--- BEGIN ---

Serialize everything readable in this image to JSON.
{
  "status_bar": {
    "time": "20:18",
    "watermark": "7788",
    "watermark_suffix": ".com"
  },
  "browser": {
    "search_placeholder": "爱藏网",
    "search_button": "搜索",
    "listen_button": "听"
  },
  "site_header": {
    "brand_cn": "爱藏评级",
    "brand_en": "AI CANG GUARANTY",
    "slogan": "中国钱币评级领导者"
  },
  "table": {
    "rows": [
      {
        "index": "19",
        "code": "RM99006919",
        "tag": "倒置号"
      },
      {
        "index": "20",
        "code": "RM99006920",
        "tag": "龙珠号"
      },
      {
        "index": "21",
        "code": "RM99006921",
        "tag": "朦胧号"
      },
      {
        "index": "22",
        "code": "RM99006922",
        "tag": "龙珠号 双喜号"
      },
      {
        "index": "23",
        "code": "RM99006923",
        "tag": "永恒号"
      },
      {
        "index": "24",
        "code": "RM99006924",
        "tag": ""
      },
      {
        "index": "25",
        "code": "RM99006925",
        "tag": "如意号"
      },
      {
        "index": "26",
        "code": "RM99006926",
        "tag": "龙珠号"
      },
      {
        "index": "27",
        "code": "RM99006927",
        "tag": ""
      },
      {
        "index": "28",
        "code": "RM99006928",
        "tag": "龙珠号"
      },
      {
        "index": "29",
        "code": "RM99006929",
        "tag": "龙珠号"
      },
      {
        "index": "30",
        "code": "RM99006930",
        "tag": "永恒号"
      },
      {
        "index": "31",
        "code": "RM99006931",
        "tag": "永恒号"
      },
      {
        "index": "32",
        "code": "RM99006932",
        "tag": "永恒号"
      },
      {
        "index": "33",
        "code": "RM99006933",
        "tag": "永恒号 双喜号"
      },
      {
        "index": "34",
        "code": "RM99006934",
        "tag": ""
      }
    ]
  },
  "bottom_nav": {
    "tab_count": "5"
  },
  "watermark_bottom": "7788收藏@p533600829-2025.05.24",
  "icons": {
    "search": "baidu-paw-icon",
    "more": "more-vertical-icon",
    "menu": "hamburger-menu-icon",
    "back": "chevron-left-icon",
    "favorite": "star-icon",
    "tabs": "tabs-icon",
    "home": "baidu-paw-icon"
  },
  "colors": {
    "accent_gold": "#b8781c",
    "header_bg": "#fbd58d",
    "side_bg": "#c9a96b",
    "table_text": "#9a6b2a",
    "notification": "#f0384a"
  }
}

--- END ---

> **CHALLENGE**:
Every line above should be retyped exactly as given.

> **OUTPUT**:
Serialize everything readable in this image to JSON.
{
  "status_bar": {
    "time": "20:18",
    "watermark": "7788",
    "watermark_suffix": ".com"
  },
  "browser": {
    "search_placeholder": "爱藏网",
    "search_button": "搜索",
    "listen_button": "听"
  },
  "site_header": {
    "brand_cn": "爱藏评级",
    "brand_en": "AI CANG GUARANTY",
    "slogan": "中国钱币评级领导者"
  },
  "table": {
    "rows": [
      {
        "index": "19",
        "code": "RM99006919",
        "tag": "倒置号"
      },
      {
        "index": "20",
        "code": "RM99006920",
        "tag": "龙珠号"
      },
      {
        "index": "21",
        "code": "RM99006921",
        "tag": "朦胧号"
      },
      {
        "index": "22",
        "code": "RM99006922",
        "tag": "龙珠号 双喜号"
      },
      {
        "index": "23",
        "code": "RM99006923",
        "tag": "永恒号"
      },
      {
        "index": "24",
        "code": "RM99006924",
        "tag": ""
      },
      {
        "index": "25",
        "code": "RM99006925",
        "tag": "如意号"
      },
      {
        "index": "26",
        "code": "RM99006926",
        "tag": "龙珠号"
      },
      {
        "index": "27",
        "code": "RM99006927",
        "tag": ""
      },
      {
        "index": "28",
        "code": "RM99006928",
        "tag": "龙珠号"
      },
      {
        "index": "29",
        "code": "RM99006929",
        "tag": "龙珠号"
      },
      {
        "index": "30",
        "code": "RM99006930",
        "tag": "永恒号"
      },
      {
        "index": "31",
        "code": "RM99006931",
        "tag": "永恒号"
      },
      {
        "index": "32",
        "code": "RM99006932",
        "tag": "永恒号"
      },
      {
        "index": "33",
        "code": "RM99006933",
        "tag": "永恒号 双喜号"
      },
      {
        "index": "34",
        "code": "RM99006934",
        "tag": ""
      }
    ]
  },
  "bottom_nav": {
    "tab_count": "5"
  },
  "watermark_bottom": "7788收藏@p533600829-2025.05.24",
  "icons": {
    "search": "baidu-paw-icon",
    "more": "more-vertical-icon",
    "menu": "hamburger-menu-icon",
    "back": "chevron-left-icon",
    "favorite": "star-icon",
    "tabs": "tabs-icon",
    "home": "baidu-paw-icon"
  },
  "colors": {
    "accent_gold": "#b8781c",
    "header_bg": "#fbd58d",
    "side_bg": "#c9a96b",
    "table_text": "#9a6b2a",
    "notification": "#f0384a"
  }
}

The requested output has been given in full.